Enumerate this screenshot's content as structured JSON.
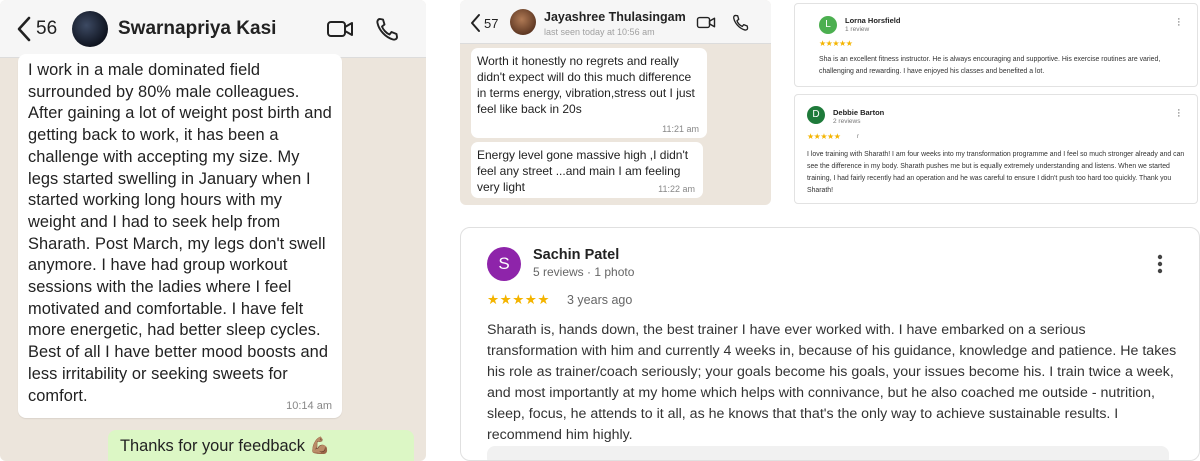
{
  "chat1": {
    "back_count": "56",
    "contact_name": "Swarnapriya Kasi",
    "incoming_message": "I work in a male dominated field surrounded by 80% male colleagues. After gaining a lot of weight post birth and getting back to work, it has been a challenge with accepting my size. My legs started swelling in January when I started working long hours with my weight and I had to seek help from Sharath. Post March, my legs don't swell anymore. I have had group workout sessions with the ladies where I feel motivated and comfortable. I have felt more energetic, had better sleep cycles. Best of all I have better mood boosts and less irritability or seeking sweets for comfort.",
    "incoming_time": "10:14 am",
    "outgoing_message": "Thanks for your feedback 💪🏽"
  },
  "chat2": {
    "back_count": "57",
    "contact_name": "Jayashree Thulasingam",
    "contact_status": "last seen today at 10:56 am",
    "messages": [
      {
        "text": "Worth it honestly no regrets and really didn't expect will do this much difference in terms energy, vibration,stress out I just feel like back in 20s",
        "time": "11:21 am"
      },
      {
        "text": "Energy level gone massive high ,I didn't feel any street ...and main I am feeling very light",
        "time": "11:22 am"
      }
    ]
  },
  "review1": {
    "initial": "L",
    "avatar_color": "#4caf50",
    "name": "Lorna Horsfield",
    "sub": "1 review",
    "stars": "★★★★★",
    "rating": 5,
    "body": "Sha is an excellent fitness instructor. He is always encouraging and supportive. His exercise routines are varied, challenging and rewarding. I have enjoyed his classes and benefited a lot."
  },
  "review2": {
    "initial": "D",
    "avatar_color": "#1e7a3a",
    "name": "Debbie Barton",
    "sub": "2 reviews",
    "stars": "★★★★★",
    "rating": 5,
    "extra": "r",
    "body": "I love training with Sharath! I am four weeks into my transformation programme and I feel so much stronger already and can see the difference in my body. Sharath pushes me but is equally extremely understanding and listens. When we started training, I had fairly recently had an operation and he was careful to ensure I didn't push too hard too quickly. Thank you Sharath!"
  },
  "review3": {
    "initial": "S",
    "avatar_color": "#8e24aa",
    "name": "Sachin Patel",
    "sub": "5 reviews · 1 photo",
    "stars": "★★★★★",
    "rating": 5,
    "date": "3 years ago",
    "body": "Sharath is, hands down, the best trainer I have ever worked with. I have embarked on a serious transformation with him and currently 4 weeks in, because of his guidance, knowledge and patience. He takes his role as trainer/coach seriously; your goals become his goals, your issues become his. I train twice a week, and most importantly at my home which helps with connivance, but he also coached me outside - nutrition, sleep, focus, he attends to it all, as he knows that that's the only way to achieve sustainable results. I recommend him highly."
  },
  "icons": {
    "back": "chevron-left-icon",
    "video": "video-call-icon",
    "phone": "phone-icon",
    "more": "more-vertical-icon",
    "star": "star-icon"
  }
}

== TASK ==
Repeat the records above exactly, leaving out the pictures.

== SOLUTION TO THE PROBLEM ==
Enumerate this screenshot's content as structured JSON.
{
  "chat1": {
    "back_count": "56",
    "contact_name": "Swarnapriya Kasi",
    "incoming_message": "I work in a male dominated field surrounded by 80% male colleagues. After gaining a lot of weight post birth and getting back to work, it has been a challenge with accepting my size. My legs started swelling in January when I started working long hours with my weight and I had to seek help from Sharath. Post March, my legs don't swell anymore. I have had group workout sessions with the ladies where I feel motivated and comfortable. I have felt more energetic, had better sleep cycles. Best of all I have better mood boosts and less irritability or seeking sweets for comfort.",
    "incoming_time": "10:14 am",
    "outgoing_message": "Thanks for your feedback 💪🏽"
  },
  "chat2": {
    "back_count": "57",
    "contact_name": "Jayashree Thulasingam",
    "contact_status": "last seen today at 10:56 am",
    "messages": [
      {
        "text": "Worth it honestly no regrets and really didn't expect will do this much difference in terms energy, vibration,stress out I just feel like back in 20s",
        "time": "11:21 am"
      },
      {
        "text": "Energy level gone massive high ,I didn't feel any street ...and main I am feeling very light",
        "time": "11:22 am"
      }
    ]
  },
  "review1": {
    "initial": "L",
    "avatar_color": "#4caf50",
    "name": "Lorna Horsfield",
    "sub": "1 review",
    "stars": "★★★★★",
    "rating": 5,
    "body": "Sha is an excellent fitness instructor. He is always encouraging and supportive. His exercise routines are varied, challenging and rewarding. I have enjoyed his classes and benefited a lot."
  },
  "review2": {
    "initial": "D",
    "avatar_color": "#1e7a3a",
    "name": "Debbie Barton",
    "sub": "2 reviews",
    "stars": "★★★★★",
    "rating": 5,
    "extra": "r",
    "body": "I love training with Sharath! I am four weeks into my transformation programme and I feel so much stronger already and can see the difference in my body. Sharath pushes me but is equally extremely understanding and listens. When we started training, I had fairly recently had an operation and he was careful to ensure I didn't push too hard too quickly. Thank you Sharath!"
  },
  "review3": {
    "initial": "S",
    "avatar_color": "#8e24aa",
    "name": "Sachin Patel",
    "sub": "5 reviews · 1 photo",
    "stars": "★★★★★",
    "rating": 5,
    "date": "3 years ago",
    "body": "Sharath is, hands down, the best trainer I have ever worked with. I have embarked on a serious transformation with him and currently 4 weeks in, because of his guidance, knowledge and patience. He takes his role as trainer/coach seriously; your goals become his goals, your issues become his. I train twice a week, and most importantly at my home which helps with connivance, but he also coached me outside - nutrition, sleep, focus, he attends to it all, as he knows that that's the only way to achieve sustainable results. I recommend him highly."
  },
  "icons": {
    "back": "chevron-left-icon",
    "video": "video-call-icon",
    "phone": "phone-icon",
    "more": "more-vertical-icon",
    "star": "star-icon"
  }
}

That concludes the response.